Job
Give the data below again exactly as written, without its pictures.

(Extracted data entries)
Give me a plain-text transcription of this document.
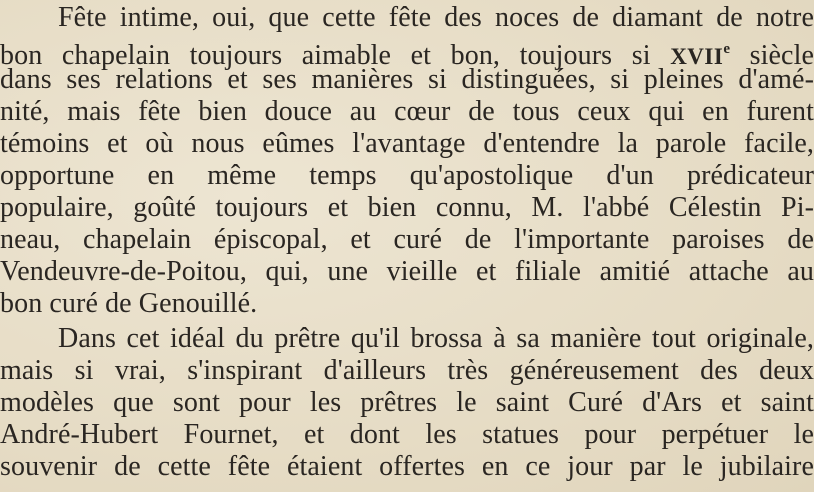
Fête intime, oui, que cette fête des noces de diamant de notre
bon chapelain toujours aimable et bon, toujours si XVIIe siècle
dans ses relations et ses manières si distinguées, si pleines d'amé-
nité, mais fête bien douce au cœur de tous ceux qui en furent
témoins et où nous eûmes l'avantage d'entendre la parole facile,
opportune en même temps qu'apostolique d'un prédicateur
populaire, goûté toujours et bien connu, M. l'abbé Célestin Pi-
neau, chapelain épiscopal, et curé de l'importante paroises de
Vendeuvre-de-Poitou, qui, une vieille et filiale amitié attache au
bon curé de Genouillé.
Dans cet idéal du prêtre qu'il brossa à sa manière tout originale,
mais si vrai, s'inspirant d'ailleurs très généreusement des deux
modèles que sont pour les prêtres le saint Curé d'Ars et saint
André-Hubert Fournet, et dont les statues pour perpétuer le
souvenir de cette fête étaient offertes en ce jour par le jubilaire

Result of the exercise
Give me a plain-text transcription of this document.
Fête intime, oui, que cette fête des noces de diamant de notre
bon chapelain toujours aimable et bon, toujours si XVIIe siècle
dans ses relations et ses manières si distinguées, si pleines d'amé-
nité, mais fête bien douce au cœur de tous ceux qui en furent
témoins et où nous eûmes l'avantage d'entendre la parole facile,
opportune en même temps qu'apostolique d'un prédicateur
populaire, goûté toujours et bien connu, M. l'abbé Célestin Pi-
neau, chapelain épiscopal, et curé de l'importante paroises de
Vendeuvre-de-Poitou, qui, une vieille et filiale amitié attache au
bon curé de Genouillé.
Dans cet idéal du prêtre qu'il brossa à sa manière tout originale,
mais si vrai, s'inspirant d'ailleurs très généreusement des deux
modèles que sont pour les prêtres le saint Curé d'Ars et saint
André-Hubert Fournet, et dont les statues pour perpétuer le
souvenir de cette fête étaient offertes en ce jour par le jubilaire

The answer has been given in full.